# To do:
Print all records exactly, leaving nothing out.

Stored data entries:
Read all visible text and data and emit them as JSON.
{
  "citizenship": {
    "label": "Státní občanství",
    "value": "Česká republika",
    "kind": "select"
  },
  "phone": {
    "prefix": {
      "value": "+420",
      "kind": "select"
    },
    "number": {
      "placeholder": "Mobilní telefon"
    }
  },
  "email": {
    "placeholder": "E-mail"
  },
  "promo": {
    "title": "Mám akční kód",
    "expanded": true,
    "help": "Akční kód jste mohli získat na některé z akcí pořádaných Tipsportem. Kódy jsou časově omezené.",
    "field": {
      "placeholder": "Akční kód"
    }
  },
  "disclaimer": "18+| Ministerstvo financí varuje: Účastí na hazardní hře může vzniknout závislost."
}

# Exercise output:
Read all visible text and data and emit them as JSON.
{
  "citizenship": {
    "label": "Státní občanství",
    "value": "Česká republika",
    "kind": "select"
  },
  "phone": {
    "prefix": {
      "value": "+420",
      "kind": "select"
    },
    "number": {
      "placeholder": "Mobilní telefon"
    }
  },
  "email": {
    "placeholder": "E-mail"
  },
  "promo": {
    "title": "Mám akční kód",
    "expanded": true,
    "help": "Akční kód jste mohli získat na některé z akcí pořádaných Tipsportem. Kódy jsou časově omezené.",
    "field": {
      "placeholder": "Akční kód"
    }
  },
  "disclaimer": "18+| Ministerstvo financí varuje: Účastí na hazardní hře může vzniknout závislost."
}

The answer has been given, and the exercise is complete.